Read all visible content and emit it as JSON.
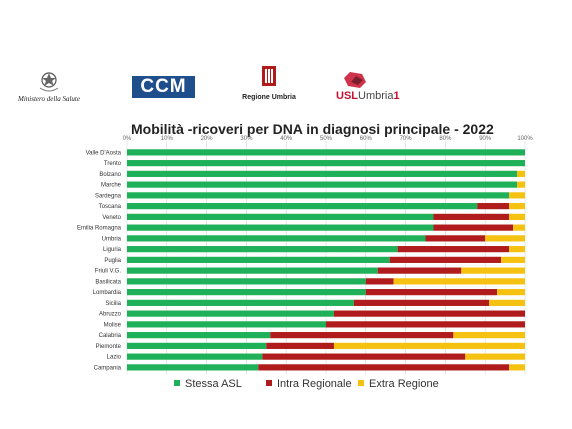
{
  "logos": {
    "ministero": "Ministero della Salute",
    "ccm": "CCM",
    "regione": "Regione Umbria",
    "usl_a": "USL",
    "usl_b": "Umbria",
    "usl_c": "1"
  },
  "colors": {
    "stessa_asl": "#1fb05a",
    "intra_regionale": "#b01c1c",
    "extra_regione": "#f5c211",
    "gridline": "#d9d9d9",
    "text": "#333333"
  },
  "chart_data": {
    "type": "bar",
    "orientation": "horizontal-stacked-100",
    "title": "Mobilità -ricoveri per DNA in diagnosi principale -  2022",
    "xlim": [
      0,
      100
    ],
    "x_ticks": [
      "0%",
      "10%",
      "20%",
      "30%",
      "40%",
      "50%",
      "60%",
      "70%",
      "80%",
      "90%",
      "100%"
    ],
    "grid": true,
    "legend_position": "bottom",
    "categories": [
      "Valle D'Aosta",
      "Trento",
      "Bolzano",
      "Marche",
      "Sardegna",
      "Toscana",
      "Veneto",
      "Emilia Romagna",
      "Umbria",
      "Liguria",
      "Puglia",
      "Friuli V.G.",
      "Basilicata",
      "Lombardia",
      "Sicilia",
      "Abruzzo",
      "Molise",
      "Calabria",
      "Piemonte",
      "Lazio",
      "Campania"
    ],
    "series": [
      {
        "name": "Stessa ASL",
        "color": "#1fb05a",
        "values": [
          100,
          100,
          98,
          98,
          96,
          88,
          77,
          77,
          75,
          68,
          66,
          63,
          60,
          60,
          57,
          52,
          50,
          36,
          35,
          34,
          33
        ]
      },
      {
        "name": "Intra Regionale",
        "color": "#b01c1c",
        "values": [
          0,
          0,
          0,
          0,
          0,
          8,
          19,
          20,
          15,
          28,
          28,
          21,
          7,
          33,
          34,
          48,
          50,
          46,
          17,
          51,
          63
        ]
      },
      {
        "name": "Extra Regione",
        "color": "#f5c211",
        "values": [
          0,
          0,
          2,
          2,
          4,
          4,
          4,
          3,
          10,
          4,
          6,
          16,
          33,
          7,
          9,
          0,
          0,
          18,
          48,
          15,
          4
        ]
      }
    ]
  }
}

**What is expected:**
From the entries above, list each line with "name" in it.

**Result of the exercise:**
        "name": "Stessa ASL",
        "name": "Intra Regionale",
        "name": "Extra Regione",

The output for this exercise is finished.